## Exercise objective
Locate all lines with the word "from" and copy them out.

==========

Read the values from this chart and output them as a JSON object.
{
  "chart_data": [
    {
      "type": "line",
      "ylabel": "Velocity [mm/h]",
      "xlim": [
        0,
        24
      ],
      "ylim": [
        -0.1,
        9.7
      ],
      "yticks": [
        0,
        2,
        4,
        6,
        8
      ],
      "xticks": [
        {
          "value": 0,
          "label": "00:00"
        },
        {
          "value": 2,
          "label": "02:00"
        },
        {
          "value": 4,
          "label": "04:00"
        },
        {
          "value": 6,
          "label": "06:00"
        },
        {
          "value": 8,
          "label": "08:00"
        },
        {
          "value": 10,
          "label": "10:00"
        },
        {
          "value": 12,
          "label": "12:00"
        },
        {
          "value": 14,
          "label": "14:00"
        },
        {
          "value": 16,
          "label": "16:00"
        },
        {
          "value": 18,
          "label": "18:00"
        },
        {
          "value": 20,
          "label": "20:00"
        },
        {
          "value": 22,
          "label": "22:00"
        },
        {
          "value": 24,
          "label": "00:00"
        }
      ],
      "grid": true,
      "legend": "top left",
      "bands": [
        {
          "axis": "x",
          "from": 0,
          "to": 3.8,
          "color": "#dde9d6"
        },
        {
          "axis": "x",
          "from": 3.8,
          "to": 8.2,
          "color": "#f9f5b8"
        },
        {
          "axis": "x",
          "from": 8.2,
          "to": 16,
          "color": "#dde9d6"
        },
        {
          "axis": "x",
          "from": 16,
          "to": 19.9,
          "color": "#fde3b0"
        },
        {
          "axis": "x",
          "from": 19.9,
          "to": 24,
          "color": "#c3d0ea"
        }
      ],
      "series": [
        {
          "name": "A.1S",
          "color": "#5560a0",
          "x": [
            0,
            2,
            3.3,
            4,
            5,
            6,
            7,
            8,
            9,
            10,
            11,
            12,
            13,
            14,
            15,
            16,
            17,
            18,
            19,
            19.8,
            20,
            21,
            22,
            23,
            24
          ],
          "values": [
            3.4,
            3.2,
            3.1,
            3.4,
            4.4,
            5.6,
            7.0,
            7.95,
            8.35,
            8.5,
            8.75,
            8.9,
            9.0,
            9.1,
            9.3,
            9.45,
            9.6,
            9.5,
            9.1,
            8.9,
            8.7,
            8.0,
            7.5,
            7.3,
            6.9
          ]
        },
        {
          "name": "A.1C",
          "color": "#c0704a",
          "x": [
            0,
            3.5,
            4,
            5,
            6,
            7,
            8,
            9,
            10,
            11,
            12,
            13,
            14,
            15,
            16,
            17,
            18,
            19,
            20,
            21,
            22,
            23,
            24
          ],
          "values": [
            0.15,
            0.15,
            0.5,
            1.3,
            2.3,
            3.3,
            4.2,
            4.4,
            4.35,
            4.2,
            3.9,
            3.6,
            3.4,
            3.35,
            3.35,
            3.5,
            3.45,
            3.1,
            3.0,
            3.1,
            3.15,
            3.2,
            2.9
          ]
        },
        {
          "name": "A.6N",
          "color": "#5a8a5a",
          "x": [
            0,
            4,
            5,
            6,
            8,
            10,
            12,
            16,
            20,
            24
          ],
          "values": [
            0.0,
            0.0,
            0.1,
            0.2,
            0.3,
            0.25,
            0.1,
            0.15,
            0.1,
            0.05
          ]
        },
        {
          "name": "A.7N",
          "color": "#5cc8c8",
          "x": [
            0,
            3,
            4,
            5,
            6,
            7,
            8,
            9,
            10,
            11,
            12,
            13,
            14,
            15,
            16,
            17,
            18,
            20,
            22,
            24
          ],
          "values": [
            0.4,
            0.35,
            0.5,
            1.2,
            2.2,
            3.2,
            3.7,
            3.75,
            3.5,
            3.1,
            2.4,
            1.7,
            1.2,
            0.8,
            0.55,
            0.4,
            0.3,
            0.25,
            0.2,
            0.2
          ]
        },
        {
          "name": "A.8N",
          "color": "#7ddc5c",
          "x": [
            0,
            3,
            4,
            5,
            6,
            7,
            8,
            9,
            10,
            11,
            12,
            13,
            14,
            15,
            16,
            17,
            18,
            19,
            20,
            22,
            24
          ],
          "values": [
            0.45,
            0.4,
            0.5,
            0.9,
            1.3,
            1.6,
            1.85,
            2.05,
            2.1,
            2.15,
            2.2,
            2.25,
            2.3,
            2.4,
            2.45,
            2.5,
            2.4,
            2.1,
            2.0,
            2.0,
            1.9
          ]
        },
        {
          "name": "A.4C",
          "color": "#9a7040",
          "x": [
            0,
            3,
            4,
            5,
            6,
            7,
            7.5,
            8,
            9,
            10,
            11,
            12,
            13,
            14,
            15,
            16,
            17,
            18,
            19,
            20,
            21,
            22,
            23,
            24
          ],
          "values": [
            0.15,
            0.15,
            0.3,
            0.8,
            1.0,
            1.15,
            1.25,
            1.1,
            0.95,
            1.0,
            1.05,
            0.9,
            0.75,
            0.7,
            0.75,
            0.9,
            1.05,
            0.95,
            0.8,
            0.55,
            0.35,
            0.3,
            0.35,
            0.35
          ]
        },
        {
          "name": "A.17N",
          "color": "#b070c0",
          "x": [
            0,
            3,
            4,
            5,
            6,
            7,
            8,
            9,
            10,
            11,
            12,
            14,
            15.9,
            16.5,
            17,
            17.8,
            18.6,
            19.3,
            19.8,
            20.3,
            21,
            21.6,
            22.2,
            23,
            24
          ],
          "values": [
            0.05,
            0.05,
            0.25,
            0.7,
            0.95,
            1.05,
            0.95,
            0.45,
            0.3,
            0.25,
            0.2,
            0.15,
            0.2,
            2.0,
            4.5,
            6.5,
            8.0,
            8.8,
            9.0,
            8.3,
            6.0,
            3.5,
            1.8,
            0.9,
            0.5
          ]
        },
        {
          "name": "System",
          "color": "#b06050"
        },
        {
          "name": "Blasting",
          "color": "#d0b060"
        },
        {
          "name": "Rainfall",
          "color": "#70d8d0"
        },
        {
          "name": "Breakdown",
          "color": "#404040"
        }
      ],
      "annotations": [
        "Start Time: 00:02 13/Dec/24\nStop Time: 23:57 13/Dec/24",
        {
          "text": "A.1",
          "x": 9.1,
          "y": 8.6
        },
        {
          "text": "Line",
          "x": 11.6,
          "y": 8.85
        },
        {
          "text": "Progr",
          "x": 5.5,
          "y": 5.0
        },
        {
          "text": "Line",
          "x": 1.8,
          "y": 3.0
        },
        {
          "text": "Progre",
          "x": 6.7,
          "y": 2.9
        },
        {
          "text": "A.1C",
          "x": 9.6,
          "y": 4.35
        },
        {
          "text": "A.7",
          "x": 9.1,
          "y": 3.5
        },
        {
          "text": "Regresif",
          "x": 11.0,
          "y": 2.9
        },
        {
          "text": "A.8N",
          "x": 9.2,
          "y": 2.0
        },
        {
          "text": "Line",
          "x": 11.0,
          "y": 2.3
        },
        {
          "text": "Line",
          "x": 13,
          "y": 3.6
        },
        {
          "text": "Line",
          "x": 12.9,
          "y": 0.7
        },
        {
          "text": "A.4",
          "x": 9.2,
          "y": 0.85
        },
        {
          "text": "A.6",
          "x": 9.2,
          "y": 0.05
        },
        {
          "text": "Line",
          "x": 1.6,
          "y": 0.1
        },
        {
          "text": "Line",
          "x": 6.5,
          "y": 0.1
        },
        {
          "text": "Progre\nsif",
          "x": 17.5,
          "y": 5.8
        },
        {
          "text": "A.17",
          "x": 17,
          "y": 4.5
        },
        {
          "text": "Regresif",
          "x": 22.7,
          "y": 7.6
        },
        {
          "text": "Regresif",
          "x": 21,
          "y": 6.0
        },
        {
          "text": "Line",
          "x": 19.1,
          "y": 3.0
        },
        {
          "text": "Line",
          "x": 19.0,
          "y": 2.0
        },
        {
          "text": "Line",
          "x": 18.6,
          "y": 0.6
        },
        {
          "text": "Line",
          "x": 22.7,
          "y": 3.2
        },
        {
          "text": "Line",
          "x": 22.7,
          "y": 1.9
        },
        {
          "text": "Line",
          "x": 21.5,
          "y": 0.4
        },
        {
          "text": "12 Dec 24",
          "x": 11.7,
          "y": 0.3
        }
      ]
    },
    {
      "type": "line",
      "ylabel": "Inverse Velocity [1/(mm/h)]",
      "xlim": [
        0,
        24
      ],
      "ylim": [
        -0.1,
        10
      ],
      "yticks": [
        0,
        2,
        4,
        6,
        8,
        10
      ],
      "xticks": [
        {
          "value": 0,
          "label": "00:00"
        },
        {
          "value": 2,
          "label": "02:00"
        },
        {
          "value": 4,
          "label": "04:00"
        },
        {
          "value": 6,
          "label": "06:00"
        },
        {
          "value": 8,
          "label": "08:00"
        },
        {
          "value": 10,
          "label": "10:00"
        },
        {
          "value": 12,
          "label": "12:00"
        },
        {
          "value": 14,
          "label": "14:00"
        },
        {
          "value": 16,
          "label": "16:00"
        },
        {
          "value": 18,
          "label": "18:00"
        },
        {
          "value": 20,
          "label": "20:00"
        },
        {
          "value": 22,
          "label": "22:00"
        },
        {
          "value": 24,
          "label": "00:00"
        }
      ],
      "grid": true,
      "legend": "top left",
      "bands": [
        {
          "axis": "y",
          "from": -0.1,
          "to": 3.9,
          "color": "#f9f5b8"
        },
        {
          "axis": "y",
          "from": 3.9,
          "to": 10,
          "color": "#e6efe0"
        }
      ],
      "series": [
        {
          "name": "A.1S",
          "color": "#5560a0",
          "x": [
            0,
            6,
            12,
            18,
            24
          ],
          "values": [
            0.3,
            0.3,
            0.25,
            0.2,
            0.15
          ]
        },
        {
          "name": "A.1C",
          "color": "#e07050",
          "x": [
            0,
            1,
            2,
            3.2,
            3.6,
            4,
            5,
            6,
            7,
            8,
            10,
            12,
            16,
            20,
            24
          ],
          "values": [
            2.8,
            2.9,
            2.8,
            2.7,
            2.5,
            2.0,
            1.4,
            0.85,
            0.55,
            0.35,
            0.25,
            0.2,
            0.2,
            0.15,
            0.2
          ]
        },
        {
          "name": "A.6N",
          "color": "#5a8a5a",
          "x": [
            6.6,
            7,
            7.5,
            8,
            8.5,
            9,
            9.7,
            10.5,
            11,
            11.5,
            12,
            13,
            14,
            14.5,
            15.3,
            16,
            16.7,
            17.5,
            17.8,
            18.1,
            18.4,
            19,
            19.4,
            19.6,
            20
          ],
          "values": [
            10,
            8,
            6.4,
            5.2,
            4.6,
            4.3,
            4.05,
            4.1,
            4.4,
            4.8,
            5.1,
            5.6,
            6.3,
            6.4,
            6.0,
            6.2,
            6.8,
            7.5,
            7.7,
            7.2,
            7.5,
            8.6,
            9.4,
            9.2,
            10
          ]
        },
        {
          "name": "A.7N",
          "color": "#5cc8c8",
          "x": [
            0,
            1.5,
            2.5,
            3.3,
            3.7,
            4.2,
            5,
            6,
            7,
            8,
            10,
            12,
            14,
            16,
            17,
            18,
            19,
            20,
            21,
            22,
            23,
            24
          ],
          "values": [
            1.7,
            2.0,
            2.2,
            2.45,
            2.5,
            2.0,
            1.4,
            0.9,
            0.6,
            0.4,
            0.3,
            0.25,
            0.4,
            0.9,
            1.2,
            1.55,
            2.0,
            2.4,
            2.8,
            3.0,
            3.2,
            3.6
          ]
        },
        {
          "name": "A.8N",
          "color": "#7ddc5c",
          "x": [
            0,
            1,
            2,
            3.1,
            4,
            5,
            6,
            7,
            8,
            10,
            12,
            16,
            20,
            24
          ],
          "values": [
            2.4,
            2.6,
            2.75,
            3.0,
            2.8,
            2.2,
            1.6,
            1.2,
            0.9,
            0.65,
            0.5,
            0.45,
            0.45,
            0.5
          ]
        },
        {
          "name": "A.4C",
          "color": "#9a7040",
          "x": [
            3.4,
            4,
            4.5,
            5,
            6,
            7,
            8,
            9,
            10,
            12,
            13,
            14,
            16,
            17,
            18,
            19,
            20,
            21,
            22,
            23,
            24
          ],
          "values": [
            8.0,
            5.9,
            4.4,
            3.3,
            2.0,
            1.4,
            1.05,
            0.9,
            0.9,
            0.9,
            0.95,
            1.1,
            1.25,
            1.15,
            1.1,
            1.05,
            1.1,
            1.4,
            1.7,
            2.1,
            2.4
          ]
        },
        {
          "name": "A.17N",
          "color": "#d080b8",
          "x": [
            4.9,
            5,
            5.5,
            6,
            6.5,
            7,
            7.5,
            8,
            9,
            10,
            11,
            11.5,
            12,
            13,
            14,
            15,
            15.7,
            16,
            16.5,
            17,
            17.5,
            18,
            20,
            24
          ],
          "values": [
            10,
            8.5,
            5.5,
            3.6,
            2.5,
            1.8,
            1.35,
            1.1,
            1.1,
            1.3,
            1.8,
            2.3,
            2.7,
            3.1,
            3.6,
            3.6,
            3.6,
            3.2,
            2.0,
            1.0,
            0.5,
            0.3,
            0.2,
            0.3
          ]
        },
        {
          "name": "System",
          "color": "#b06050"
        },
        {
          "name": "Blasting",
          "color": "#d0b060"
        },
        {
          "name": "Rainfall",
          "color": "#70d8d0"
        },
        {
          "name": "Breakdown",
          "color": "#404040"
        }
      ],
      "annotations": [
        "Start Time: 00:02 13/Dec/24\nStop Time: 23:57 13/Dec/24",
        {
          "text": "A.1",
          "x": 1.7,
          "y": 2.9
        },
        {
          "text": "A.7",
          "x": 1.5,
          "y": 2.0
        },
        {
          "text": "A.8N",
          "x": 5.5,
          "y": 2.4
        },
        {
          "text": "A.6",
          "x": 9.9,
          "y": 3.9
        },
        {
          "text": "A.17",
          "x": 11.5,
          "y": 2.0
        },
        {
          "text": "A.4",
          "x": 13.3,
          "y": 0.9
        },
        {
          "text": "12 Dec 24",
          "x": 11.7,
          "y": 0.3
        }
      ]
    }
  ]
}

==========

## Answer to the task
Read the values from this chart and output them as a JSON object.
          "from": 0,
          "from": 3.8,
          "from": 8.2,
          "from": 16,
          "from": 19.9,
          "from": -0.1,
          "from": 3.9,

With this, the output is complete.